Direction: Below are records; count the lines in them that hold "EURUSD" and give only the count.

(Extracted data entries)

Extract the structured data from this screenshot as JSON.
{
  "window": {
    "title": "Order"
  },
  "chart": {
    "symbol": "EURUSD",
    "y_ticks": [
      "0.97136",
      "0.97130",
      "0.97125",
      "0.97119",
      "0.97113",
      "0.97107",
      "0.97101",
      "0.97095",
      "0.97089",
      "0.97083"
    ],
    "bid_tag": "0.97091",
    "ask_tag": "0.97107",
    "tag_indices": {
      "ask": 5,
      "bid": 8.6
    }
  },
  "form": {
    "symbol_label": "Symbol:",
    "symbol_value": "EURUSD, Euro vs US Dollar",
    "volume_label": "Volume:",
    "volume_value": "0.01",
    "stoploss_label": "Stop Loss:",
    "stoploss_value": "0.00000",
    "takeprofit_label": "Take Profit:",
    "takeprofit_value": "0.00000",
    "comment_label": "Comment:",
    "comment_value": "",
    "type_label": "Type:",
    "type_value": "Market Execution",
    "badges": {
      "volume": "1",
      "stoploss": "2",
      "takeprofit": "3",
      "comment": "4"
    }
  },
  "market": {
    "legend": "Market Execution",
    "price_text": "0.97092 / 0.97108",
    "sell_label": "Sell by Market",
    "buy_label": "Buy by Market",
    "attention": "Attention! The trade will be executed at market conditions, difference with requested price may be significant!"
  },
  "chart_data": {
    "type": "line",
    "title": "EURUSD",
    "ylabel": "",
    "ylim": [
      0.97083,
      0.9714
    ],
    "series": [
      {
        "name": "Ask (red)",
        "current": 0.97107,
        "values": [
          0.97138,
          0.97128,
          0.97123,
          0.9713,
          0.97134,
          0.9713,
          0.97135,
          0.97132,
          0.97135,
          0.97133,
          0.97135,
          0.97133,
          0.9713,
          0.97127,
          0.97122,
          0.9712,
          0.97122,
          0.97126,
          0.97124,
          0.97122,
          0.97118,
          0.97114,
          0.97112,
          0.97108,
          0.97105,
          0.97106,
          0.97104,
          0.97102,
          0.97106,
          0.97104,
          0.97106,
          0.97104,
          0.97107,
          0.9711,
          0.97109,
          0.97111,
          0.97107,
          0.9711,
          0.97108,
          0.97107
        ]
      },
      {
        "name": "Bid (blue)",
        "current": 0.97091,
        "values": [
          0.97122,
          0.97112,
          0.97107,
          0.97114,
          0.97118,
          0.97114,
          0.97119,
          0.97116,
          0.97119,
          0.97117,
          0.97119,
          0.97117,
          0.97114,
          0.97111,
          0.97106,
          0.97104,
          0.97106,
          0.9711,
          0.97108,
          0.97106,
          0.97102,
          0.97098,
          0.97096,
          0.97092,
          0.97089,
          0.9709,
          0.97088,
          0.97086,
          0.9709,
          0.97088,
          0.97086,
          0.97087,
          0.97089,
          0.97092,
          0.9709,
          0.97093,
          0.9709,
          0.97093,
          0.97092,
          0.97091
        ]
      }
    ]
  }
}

Result for this exercise: 3